▶ [WORK INSTRUCTIONS]: Your task is to repeat the entries below exactly and to leave their images out.

Page records with their text
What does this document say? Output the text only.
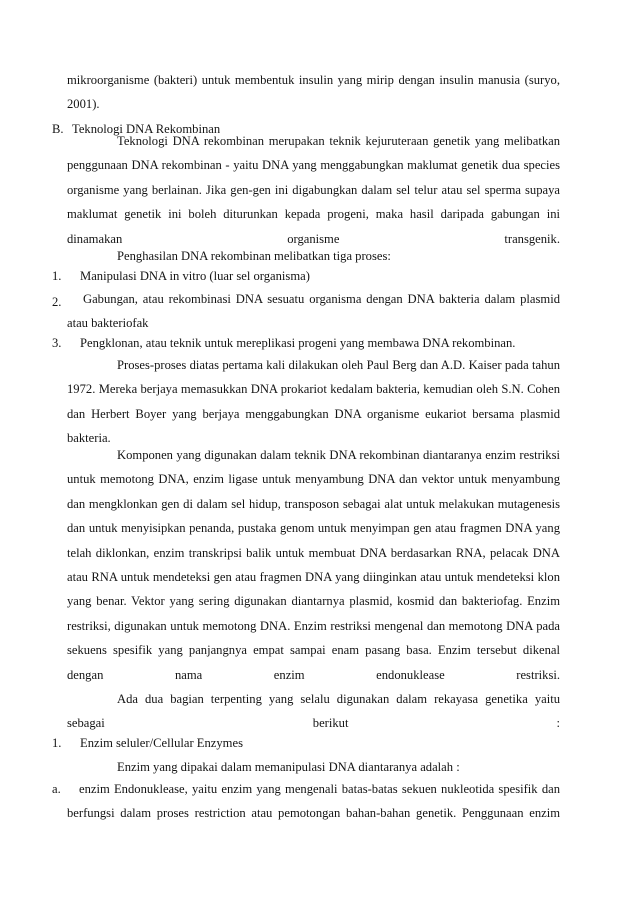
mikroorganisme (bakteri) untuk membentuk insulin yang mirip dengan insulin manusia (suryo, 2001).
B. Teknologi DNA Rekombinan
Teknologi DNA rekombinan merupakan teknik kejuruteraan genetik yang melibatkan penggunaan DNA rekombinan - yaitu DNA yang menggabungkan maklumat genetik dua species organisme yang berlainan. Jika gen-gen ini digabungkan dalam sel telur atau sel sperma supaya maklumat genetik ini boleh diturunkan kepada progeni, maka hasil daripada gabungan ini dinamakan organisme transgenik.
Penghasilan DNA rekombinan melibatkan tiga proses:
1. Manipulasi DNA in vitro (luar sel organisma)
2.	Gabungan, atau rekombinasi DNA sesuatu organisma dengan DNA bakteria dalam plasmid atau bakteriofak
3. Pengklonan, atau teknik untuk mereplikasi progeni yang membawa DNA rekombinan.
Proses-proses diatas pertama kali dilakukan oleh Paul Berg dan A.D. Kaiser pada tahun 1972. Mereka berjaya memasukkan DNA prokariot kedalam bakteria, kemudian oleh S.N. Cohen dan Herbert Boyer yang berjaya menggabungkan DNA organisme eukariot bersama plasmid bakteria.
Komponen yang digunakan dalam teknik DNA rekombinan diantaranya enzim restriksi untuk memotong DNA, enzim ligase untuk menyambung DNA dan vektor untuk menyambung dan mengklonkan gen di dalam sel hidup, transposon sebagai alat untuk melakukan mutagenesis dan untuk menyisipkan penanda, pustaka genom untuk menyimpan gen atau fragmen DNA yang telah diklonkan, enzim transkripsi balik untuk membuat DNA berdasarkan RNA, pelacak DNA atau RNA untuk mendeteksi gen atau fragmen DNA yang diinginkan atau untuk mendeteksi klon yang benar. Vektor yang sering digunakan diantarnya plasmid, kosmid dan bakteriofag. Enzim restriksi, digunakan untuk memotong DNA. Enzim restriksi mengenal dan memotong DNA pada sekuens spesifik yang panjangnya empat sampai enam pasang basa. Enzim tersebut dikenal dengan nama enzim endonuklease restriksi.
Ada dua bagian terpenting yang selalu digunakan dalam rekayasa genetika yaitu sebagai berikut :
1. Enzim seluler/Cellular Enzymes
Enzim yang dipakai dalam memanipulasi DNA diantaranya adalah :
a.	enzim Endonuklease, yaitu enzim yang mengenali batas-batas sekuen nukleotida spesifik dan berfungsi dalam proses restriction atau pemotongan bahan-bahan genetik. Penggunaan enzim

▶ [EXERCISE RESULT]:
What does this document say? Output the text only.
mikroorganisme (bakteri) untuk membentuk insulin yang mirip dengan insulin manusia (suryo, 2001).
B. Teknologi DNA Rekombinan
Teknologi DNA rekombinan merupakan teknik kejuruteraan genetik yang melibatkan penggunaan DNA rekombinan - yaitu DNA yang menggabungkan maklumat genetik dua species organisme yang berlainan. Jika gen-gen ini digabungkan dalam sel telur atau sel sperma supaya maklumat genetik ini boleh diturunkan kepada progeni, maka hasil daripada gabungan ini dinamakan organisme transgenik.
Penghasilan DNA rekombinan melibatkan tiga proses:
1. Manipulasi DNA in vitro (luar sel organisma)
2.	Gabungan, atau rekombinasi DNA sesuatu organisma dengan DNA bakteria dalam plasmid atau bakteriofak
3. Pengklonan, atau teknik untuk mereplikasi progeni yang membawa DNA rekombinan.
Proses-proses diatas pertama kali dilakukan oleh Paul Berg dan A.D. Kaiser pada tahun 1972. Mereka berjaya memasukkan DNA prokariot kedalam bakteria, kemudian oleh S.N. Cohen dan Herbert Boyer yang berjaya menggabungkan DNA organisme eukariot bersama plasmid bakteria.
Komponen yang digunakan dalam teknik DNA rekombinan diantaranya enzim restriksi untuk memotong DNA, enzim ligase untuk menyambung DNA dan vektor untuk menyambung dan mengklonkan gen di dalam sel hidup, transposon sebagai alat untuk melakukan mutagenesis dan untuk menyisipkan penanda, pustaka genom untuk menyimpan gen atau fragmen DNA yang telah diklonkan, enzim transkripsi balik untuk membuat DNA berdasarkan RNA, pelacak DNA atau RNA untuk mendeteksi gen atau fragmen DNA yang diinginkan atau untuk mendeteksi klon yang benar. Vektor yang sering digunakan diantarnya plasmid, kosmid dan bakteriofag. Enzim restriksi, digunakan untuk memotong DNA. Enzim restriksi mengenal dan memotong DNA pada sekuens spesifik yang panjangnya empat sampai enam pasang basa. Enzim tersebut dikenal dengan nama enzim endonuklease restriksi.
Ada dua bagian terpenting yang selalu digunakan dalam rekayasa genetika yaitu sebagai berikut :
1. Enzim seluler/Cellular Enzymes
Enzim yang dipakai dalam memanipulasi DNA diantaranya adalah :
a.	enzim Endonuklease, yaitu enzim yang mengenali batas-batas sekuen nukleotida spesifik dan berfungsi dalam proses restriction atau pemotongan bahan-bahan genetik. Penggunaan enzim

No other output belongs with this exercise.